YOUR GOAL
Write the data out again, character for character, with no images.

PROVIDED DATA
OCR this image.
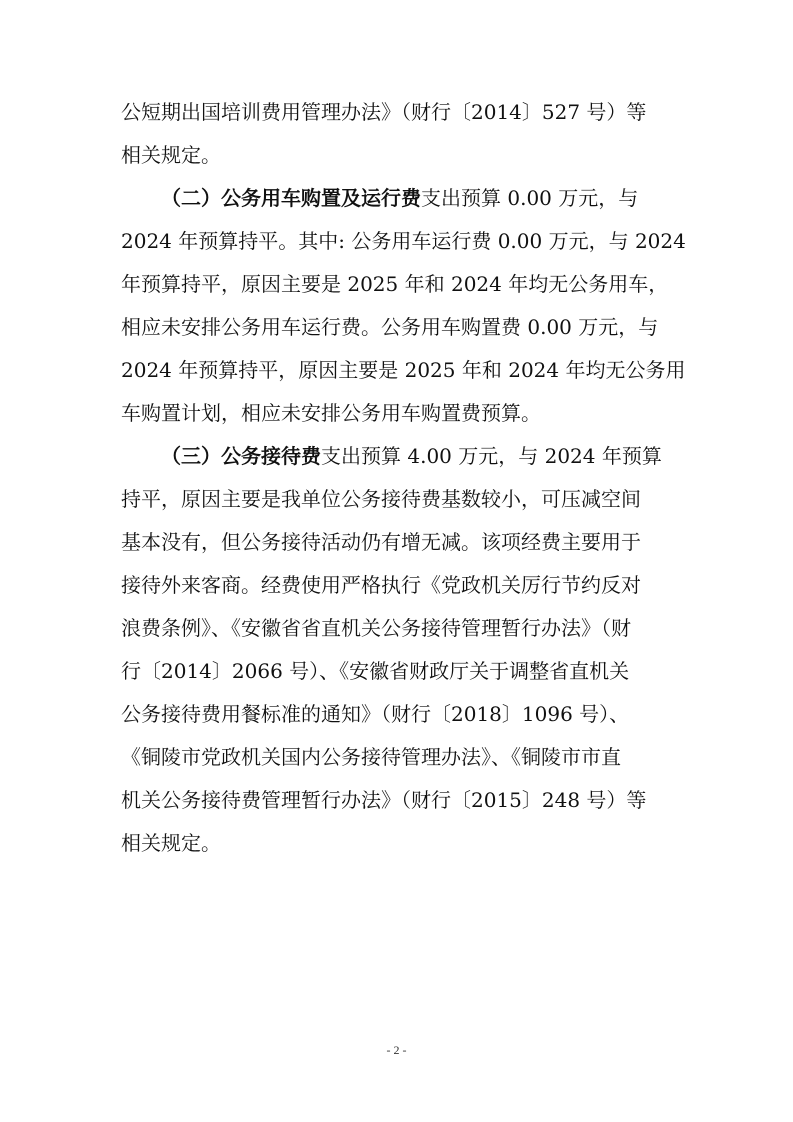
公短期出国培训费用管理办法》（财行〔2014〕527 号）等
相关规定。
（二）公务用车购置及运行费支出预算 0.00 万元，与
2024 年预算持平。其中: 公务用车运行费 0.00 万元，与 2024
年预算持平，原因主要是 2025 年和 2024 年均无公务用车，
相应未安排公务用车运行费。公务用车购置费 0.00 万元，与
2024 年预算持平，原因主要是 2025 年和 2024 年均无公务用
车购置计划，相应未安排公务用车购置费预算。
（三）公务接待费支出预算 4.00 万元，与 2024 年预算
持平，原因主要是我单位公务接待费基数较小，可压减空间
基本没有，但公务接待活动仍有增无减。该项经费主要用于
接待外来客商。经费使用严格执行《党政机关厉行节约反对
浪费条例》、《安徽省省直机关公务接待管理暂行办法》（财
行〔2014〕2066 号）、《安徽省财政厅关于调整省直机关
公务接待费用餐标准的通知》（财行〔2018〕1096 号）、
《铜陵市党政机关国内公务接待管理办法》、《铜陵市市直
机关公务接待费管理暂行办法》（财行〔2015〕248 号）等
相关规定。
- 2 -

RESPONSE TO THE TASK
OCR this image.
公短期出国培训费用管理办法》（财行〔2014〕527 号）等
相关规定。
（二）公务用车购置及运行费支出预算 0.00 万元，与
2024 年预算持平。其中: 公务用车运行费 0.00 万元，与 2024
年预算持平，原因主要是 2025 年和 2024 年均无公务用车，
相应未安排公务用车运行费。公务用车购置费 0.00 万元，与
2024 年预算持平，原因主要是 2025 年和 2024 年均无公务用
车购置计划，相应未安排公务用车购置费预算。
（三）公务接待费支出预算 4.00 万元，与 2024 年预算
持平，原因主要是我单位公务接待费基数较小，可压减空间
基本没有，但公务接待活动仍有增无减。该项经费主要用于
接待外来客商。经费使用严格执行《党政机关厉行节约反对
浪费条例》、《安徽省省直机关公务接待管理暂行办法》（财
行〔2014〕2066 号）、《安徽省财政厅关于调整省直机关
公务接待费用餐标准的通知》（财行〔2018〕1096 号）、
《铜陵市党政机关国内公务接待管理办法》、《铜陵市市直
机关公务接待费管理暂行办法》（财行〔2015〕248 号）等
相关规定。
- 2 -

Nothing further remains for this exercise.